→ **Estratto selezionato**
--*--
Greenwashing: cos’è e come smascherarlo

Con la crescente attenzione mediatica sulla tematica ambientale, la sempre maggiore consapevolezza dei consumatori e, perché no, anche la tendenza green, dilaga il fenomeno del greenwashing. Vi spiego di che si tratta e come intercettarlo

Con il termine greenwashing solitamente ci si riferisce alle aziende che si servono di dichiarazioni false e fuorvianti, all’apparenza credibili, ornate da percentuali e parole persuadenti, per apparire attente al proprio impatto ambientale. Spesso si tratta di un artifizio ad hoc che neanche i più esperti riescono a smascherare, mentre altri sono sfrontati e maldestri tentativi intuibili dalla maggior parte di noi. È così che grandi nomi dell'industria si danno una patina (falsa) di sostenibilità.
--*--
→ **Dati di annotazione dei riquadri**
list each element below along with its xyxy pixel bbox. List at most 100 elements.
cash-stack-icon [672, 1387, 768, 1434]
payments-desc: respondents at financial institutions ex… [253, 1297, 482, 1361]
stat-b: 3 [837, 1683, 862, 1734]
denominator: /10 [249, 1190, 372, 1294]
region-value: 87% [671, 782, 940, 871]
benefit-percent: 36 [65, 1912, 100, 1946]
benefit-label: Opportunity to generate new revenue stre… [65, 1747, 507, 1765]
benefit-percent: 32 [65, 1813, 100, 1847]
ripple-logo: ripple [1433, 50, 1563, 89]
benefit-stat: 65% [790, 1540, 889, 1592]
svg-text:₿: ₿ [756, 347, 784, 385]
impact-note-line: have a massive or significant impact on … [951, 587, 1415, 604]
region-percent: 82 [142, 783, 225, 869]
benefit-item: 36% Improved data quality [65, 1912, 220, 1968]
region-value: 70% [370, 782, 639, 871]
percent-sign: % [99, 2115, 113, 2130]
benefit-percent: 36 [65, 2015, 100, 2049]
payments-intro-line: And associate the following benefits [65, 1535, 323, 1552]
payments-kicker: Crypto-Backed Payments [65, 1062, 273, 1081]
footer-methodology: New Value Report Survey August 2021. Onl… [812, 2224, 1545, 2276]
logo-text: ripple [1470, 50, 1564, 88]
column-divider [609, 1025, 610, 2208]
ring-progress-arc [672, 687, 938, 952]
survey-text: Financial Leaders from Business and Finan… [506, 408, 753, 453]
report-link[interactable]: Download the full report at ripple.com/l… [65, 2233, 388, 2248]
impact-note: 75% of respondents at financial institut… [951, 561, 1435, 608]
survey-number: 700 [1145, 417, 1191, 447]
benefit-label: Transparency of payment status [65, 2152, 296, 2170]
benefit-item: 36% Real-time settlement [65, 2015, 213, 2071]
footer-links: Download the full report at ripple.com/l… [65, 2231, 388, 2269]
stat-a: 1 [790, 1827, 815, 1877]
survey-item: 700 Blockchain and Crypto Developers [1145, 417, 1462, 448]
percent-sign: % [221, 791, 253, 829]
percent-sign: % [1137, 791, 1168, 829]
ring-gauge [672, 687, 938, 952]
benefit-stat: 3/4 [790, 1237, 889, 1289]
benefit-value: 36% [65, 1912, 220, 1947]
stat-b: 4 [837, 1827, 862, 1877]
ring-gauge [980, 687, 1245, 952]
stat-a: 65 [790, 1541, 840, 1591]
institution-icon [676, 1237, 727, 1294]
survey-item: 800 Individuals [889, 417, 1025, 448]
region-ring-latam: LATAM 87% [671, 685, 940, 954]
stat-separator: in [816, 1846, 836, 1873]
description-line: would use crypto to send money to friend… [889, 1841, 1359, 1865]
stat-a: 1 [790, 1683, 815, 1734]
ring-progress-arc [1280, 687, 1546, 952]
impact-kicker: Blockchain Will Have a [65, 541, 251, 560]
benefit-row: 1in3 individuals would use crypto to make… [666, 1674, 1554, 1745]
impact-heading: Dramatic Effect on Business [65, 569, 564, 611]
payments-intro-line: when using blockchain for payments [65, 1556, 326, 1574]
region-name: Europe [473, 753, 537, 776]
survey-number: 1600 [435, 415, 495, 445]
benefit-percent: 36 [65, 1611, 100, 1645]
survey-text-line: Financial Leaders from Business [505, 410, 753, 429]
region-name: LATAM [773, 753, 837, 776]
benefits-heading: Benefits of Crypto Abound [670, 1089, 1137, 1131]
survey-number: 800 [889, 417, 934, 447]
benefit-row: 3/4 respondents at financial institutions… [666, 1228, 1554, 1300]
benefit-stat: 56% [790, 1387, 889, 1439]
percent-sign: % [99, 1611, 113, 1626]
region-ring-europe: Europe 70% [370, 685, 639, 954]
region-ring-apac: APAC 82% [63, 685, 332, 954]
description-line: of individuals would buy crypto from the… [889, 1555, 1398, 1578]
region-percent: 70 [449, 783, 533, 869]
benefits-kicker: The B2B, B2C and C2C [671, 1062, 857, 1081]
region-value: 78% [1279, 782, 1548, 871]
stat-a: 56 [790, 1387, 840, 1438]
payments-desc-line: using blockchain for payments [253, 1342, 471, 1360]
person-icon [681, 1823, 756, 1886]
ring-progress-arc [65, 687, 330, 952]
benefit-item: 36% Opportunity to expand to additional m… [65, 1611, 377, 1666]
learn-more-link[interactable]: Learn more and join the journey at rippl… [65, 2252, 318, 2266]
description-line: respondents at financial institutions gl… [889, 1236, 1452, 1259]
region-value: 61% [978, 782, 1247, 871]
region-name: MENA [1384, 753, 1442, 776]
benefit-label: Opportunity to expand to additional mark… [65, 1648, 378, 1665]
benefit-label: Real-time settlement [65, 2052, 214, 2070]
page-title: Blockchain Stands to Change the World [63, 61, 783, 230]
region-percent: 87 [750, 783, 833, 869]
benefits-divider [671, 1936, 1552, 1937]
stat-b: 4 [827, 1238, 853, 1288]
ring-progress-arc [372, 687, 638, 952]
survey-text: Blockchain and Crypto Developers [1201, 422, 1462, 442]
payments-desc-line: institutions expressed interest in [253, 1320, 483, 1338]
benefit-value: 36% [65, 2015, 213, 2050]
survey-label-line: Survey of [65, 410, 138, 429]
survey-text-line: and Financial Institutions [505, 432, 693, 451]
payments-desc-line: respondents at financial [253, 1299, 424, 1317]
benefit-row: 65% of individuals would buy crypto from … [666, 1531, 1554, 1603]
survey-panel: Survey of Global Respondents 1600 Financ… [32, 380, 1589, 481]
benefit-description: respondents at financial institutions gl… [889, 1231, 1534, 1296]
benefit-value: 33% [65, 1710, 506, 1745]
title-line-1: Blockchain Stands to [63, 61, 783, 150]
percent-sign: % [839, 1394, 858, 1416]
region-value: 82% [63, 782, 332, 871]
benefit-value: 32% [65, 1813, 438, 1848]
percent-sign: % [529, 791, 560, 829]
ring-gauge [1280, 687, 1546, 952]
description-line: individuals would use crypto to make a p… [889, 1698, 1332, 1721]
--*--
→ **Attività richieste**
1. Nel testo sul greenwashing, elencate le tre circostanze che accompagnano, secondo il paragrafo introduttivo, il dilagare del fenomeno.
2. Modificate la parte del testo sul greenwashing che si apre con le parole "Con il termine" e si chiude con "(falsa) di sostenibilità.", sostituendo "aziende" con "imprese".
3. Proseguite il testo sul greenwashing a partire dal punto in cui si interrompe.

→ **Risultati dell'esercizio**
1.
- La crescente attenzione mediatica sulla tematica ambientale
- La sempre maggiore consapevolezza dei consumatori
- La tendenza green

2.
Con il termine greenwashing solitamente ci si riferisce alle imprese che si servono di dichiarazioni false e fuorvianti, all’apparenza credibili, ornate da percentuali e parole persuadenti, per apparire attente al proprio impatto ambientale. Spesso si tratta di un artifizio ad hoc che neanche i più esperti riescono a smascherare, mentre altri sono sfrontati e maldestri tentativi intuibili dalla maggior parte di noi. È così che grandi nomi dell'industria si danno una patina (falsa) di sostenibilità.

3.
Attirate dall’idea di aumentare la clientela e quindi gli zeri nel fatturato, molte società sono tentate dal ridipingere il proprio reale colore con una bella mano di vernice verde

A volte succede nel vero senso del termine con loghi che misteriosamente diventano color prato inglese arricchendosi di un bellissimo sole sullo sfondo. Tutto questo, ovviamente, in modo da dare una immagine riconducibile, seppur inconsciamente, a un prodotto a basso impatto ambientale.

Come tutte le vernici però, basta poco perché si scrostino e venga rivelato ciò che c’è sotto

Cosa significa greenwashing

Ma veniamo al dunque. Qual è la definizione esatta di questo termine? Quella dell’Enciclopedia Treccani mi sembra la più completa e chiara. Recita così:

Il greenwashing è una strategia di comunicazione o di marketing perseguita da aziende, istituzioni, enti (ed io aggiungerei: grandi colossi petroliferi) che presentano come ecosostenibili le proprie attività, cercando di occultarne l’impatto ambientale negativo

In pratica, dietro alle dichiarazioni manca la sostanza. Chi ne fa uso spende più risorse per promuovere l'ente come ecologico che a impegnarsi effettivamente in pratiche rispettose del nostro pianeta.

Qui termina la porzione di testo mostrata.